──────── Texto fornecido

Lê-se no art. 1430º, nº 1 do C.C. que a «administração das partes comuns do edifício compete à assembleia dos condóminos e a um administrador».

Logo, a administração da fracção autónoma competirá, em exclusivo, ao condómino titular do respectivo direito de propriedade (art. 1305º do C.C.); já a administração das partes comuns caberá, em conjunto, à assembleia dos condóminos e ao administrador, este último eleito e exonerado por aquela (artºs. 1430º e 1435º, nº 1, ambos do C.C.).

Precisando, à Assembleia de Condóminos, «órgão deliberativo composto por todos os condóminos, compete decidir sobre os problemas do condomínio que se refiram às partes comuns, encontrando soluções para os resolver, delegando no administrador a sua execução e controlando a actividade deste». Ao Administrador, «órgão executivo da administração, cabe o desempenho das funções referidas no art. 1436º do C.C., próprias do seu cargo, assim como as que lhe forem delegadas pela assembleia ou cometidas por outros preceitos legais» (Ac. da RL, de 19.01.2011, Albertina Pereira, Processo n.º 234/09.2TTLRS.L1-4, in www.dgsi.pt, como todos os demais sem outra indicação de consulta).

────────────────

Instruções:
a) Reescreva de forma mais breve o parágrafo do texto sobre a administração do condomínio que começa por «Logo, a administração da fracção autónoma». Mantenha os factos principais.
b) No texto sobre a administração do condomínio, renomeie "órgão deliberativo" para "órgão de decisão" e reproduza tudo desde "Precisando, à Assembleia" até "indicação de consulta).".

──────── Segmento de dados

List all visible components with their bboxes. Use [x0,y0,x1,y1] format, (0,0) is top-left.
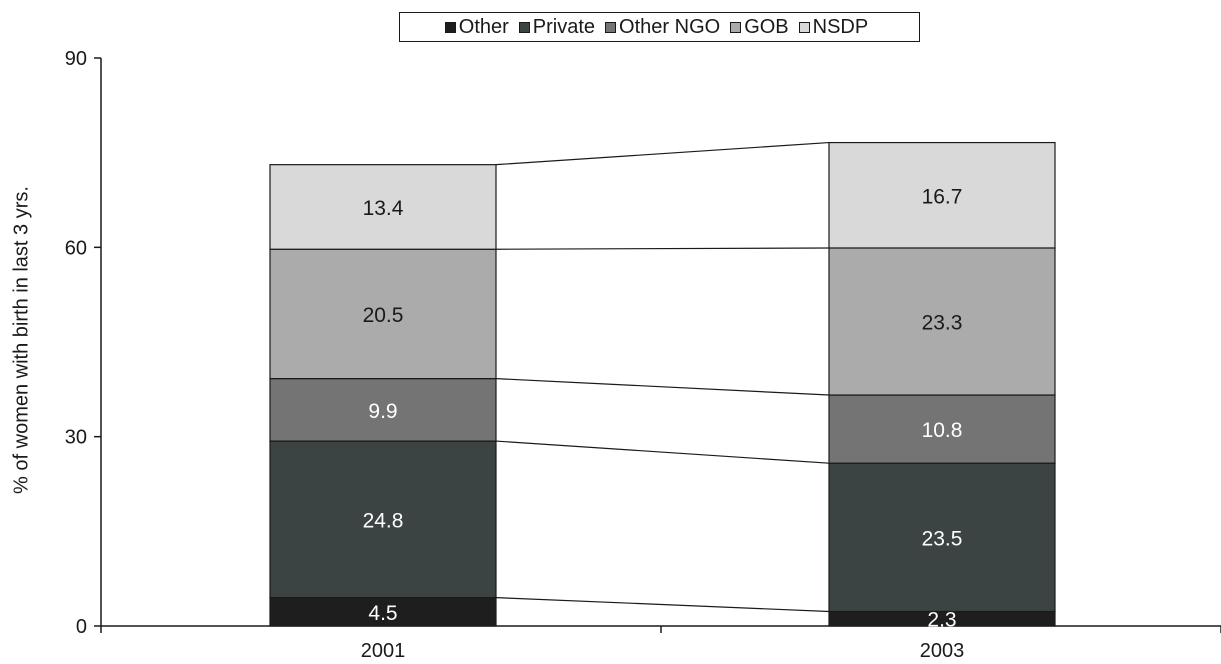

────────────────

Respostas por tarefa:
a) A administração da fracção autónoma cabe apenas ao condómino que é o seu proprietário (art. 1305º do C.C.). A das partes comuns cabe, em conjunto, à assembleia dos condóminos e ao administrador, que é eleito e exonerado pela assembleia (artºs. 1430º e 1435º, nº 1, do C.C.).

b)
Precisando, à Assembleia de Condóminos, «órgão de decisão composto por todos os condóminos, compete decidir sobre os problemas do condomínio que se refiram às partes comuns, encontrando soluções para os resolver, delegando no administrador a sua execução e controlando a actividade deste». Ao Administrador, «órgão executivo da administração, cabe o desempenho das funções referidas no art. 1436º do C.C., próprias do seu cargo, assim como as que lhe forem delegadas pela assembleia ou cometidas por outros preceitos legais» (Ac. da RL, de 19.01.2011, Albertina Pereira, Processo n.º 234/09.2TTLRS.L1-4, in www.dgsi.pt, como todos os demais sem outra indicação de consulta).